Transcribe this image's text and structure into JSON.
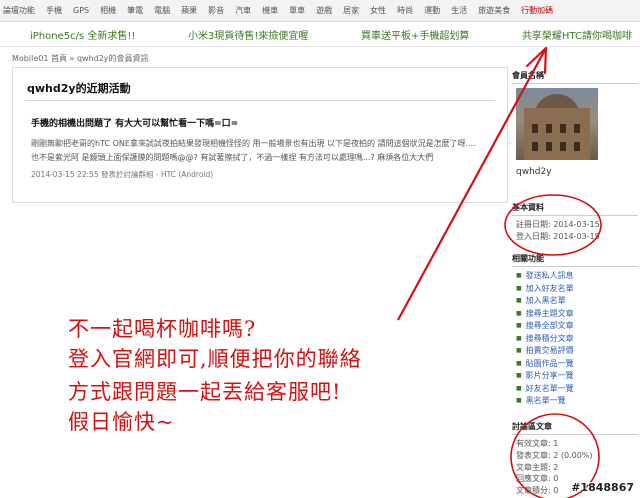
{
  "topnav": {
    "items": [
      "論壇功能",
      "手機",
      "GPS",
      "相機",
      "筆電",
      "電腦",
      "蘋果",
      "影音",
      "汽車",
      "機車",
      "單車",
      "遊戲",
      "居家",
      "女性",
      "時尚",
      "運動",
      "生活",
      "旅遊美食"
    ],
    "hot_item": "行動加碼"
  },
  "promo": {
    "links": [
      "iPhone5c/s 全新求售!!",
      "小米3現貨待售!來撿便宜喔",
      "買車送平板+手機超划算",
      "共享榮耀HTC請你喝咖啡"
    ]
  },
  "breadcrumb": "Mobile01 首頁 » qwhd2y的會員資訊",
  "main": {
    "title": "qwhd2y的近期活動",
    "post_title": "手機的相機出問題了 有大大可以幫忙看一下嗎=口=",
    "excerpt_1": "剛剛無聊把老哥的hTC ONE拿來試試夜拍結果發現相機怪怪的 用一般場景也有出現 以下是夜拍的 請問這個狀況是怎麼了呀....",
    "excerpt_2": "也不是紫光阿 是鏡頭上面保護膜的問題嗎@@? 有試著擦拭了，不過一樣捏 有方法可以處理嗎...? 麻煩各位大大們",
    "meta": "2014-03-15 22:55 發表於討論群組 - HTC (Android)"
  },
  "sidebar": {
    "member_heading": "會員名稱",
    "username": "qwhd2y",
    "basic_heading": "基本資料",
    "register_date": "註冊日期: 2014-03-15",
    "login_date": "登入日期: 2014-03-15",
    "functions_heading": "相關功能",
    "functions": [
      "發送私人訊息",
      "加入好友名單",
      "加入黑名單",
      "搜尋主題文章",
      "搜尋全部文章",
      "搜尋積分文章",
      "拍賣交易評價",
      "貼圖作品一覽",
      "影片分享一覽",
      "好友名單一覽",
      "黑名單一覽"
    ],
    "forum_heading": "討論區文章",
    "forum_stats": [
      "有效文章: 1",
      "發表文章: 2 (0.00%)",
      "文章主題: 2",
      "回應文章: 0",
      "文章積分: 0"
    ]
  },
  "annotation": {
    "line1": "不一起喝杯咖啡嗎?",
    "line2": "登入官網即可,順便把你的聯絡",
    "line3": "方式跟問題一起丟給客服吧!",
    "line4": "假日愉快~"
  },
  "watermark": "#1848867",
  "colors": {
    "promo_green": "#3a7a20",
    "annotation_red": "#d41010",
    "link_blue": "#2a5db0"
  }
}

_ _ _

INSTRUCTIONS FOR THE TASK
Using the material above, set down every line exactly, but skip the pictures.

THE ANSWER
Transcribe this image's text and structure into JSON.
{
  "topnav": {
    "items": [
      "論壇功能",
      "手機",
      "GPS",
      "相機",
      "筆電",
      "電腦",
      "蘋果",
      "影音",
      "汽車",
      "機車",
      "單車",
      "遊戲",
      "居家",
      "女性",
      "時尚",
      "運動",
      "生活",
      "旅遊美食"
    ],
    "hot_item": "行動加碼"
  },
  "promo": {
    "links": [
      "iPhone5c/s 全新求售!!",
      "小米3現貨待售!來撿便宜喔",
      "買車送平板+手機超划算",
      "共享榮耀HTC請你喝咖啡"
    ]
  },
  "breadcrumb": "Mobile01 首頁 » qwhd2y的會員資訊",
  "main": {
    "title": "qwhd2y的近期活動",
    "post_title": "手機的相機出問題了 有大大可以幫忙看一下嗎=口=",
    "excerpt_1": "剛剛無聊把老哥的hTC ONE拿來試試夜拍結果發現相機怪怪的 用一般場景也有出現 以下是夜拍的 請問這個狀況是怎麼了呀....",
    "excerpt_2": "也不是紫光阿 是鏡頭上面保護膜的問題嗎@@? 有試著擦拭了，不過一樣捏 有方法可以處理嗎...? 麻煩各位大大們",
    "meta": "2014-03-15 22:55 發表於討論群組 - HTC (Android)"
  },
  "sidebar": {
    "member_heading": "會員名稱",
    "username": "qwhd2y",
    "basic_heading": "基本資料",
    "register_date": "註冊日期: 2014-03-15",
    "login_date": "登入日期: 2014-03-15",
    "functions_heading": "相關功能",
    "functions": [
      "發送私人訊息",
      "加入好友名單",
      "加入黑名單",
      "搜尋主題文章",
      "搜尋全部文章",
      "搜尋積分文章",
      "拍賣交易評價",
      "貼圖作品一覽",
      "影片分享一覽",
      "好友名單一覽",
      "黑名單一覽"
    ],
    "forum_heading": "討論區文章",
    "forum_stats": [
      "有效文章: 1",
      "發表文章: 2 (0.00%)",
      "文章主題: 2",
      "回應文章: 0",
      "文章積分: 0"
    ]
  },
  "annotation": {
    "line1": "不一起喝杯咖啡嗎?",
    "line2": "登入官網即可,順便把你的聯絡",
    "line3": "方式跟問題一起丟給客服吧!",
    "line4": "假日愉快~"
  },
  "watermark": "#1848867",
  "colors": {
    "promo_green": "#3a7a20",
    "annotation_red": "#d41010",
    "link_blue": "#2a5db0"
  }
}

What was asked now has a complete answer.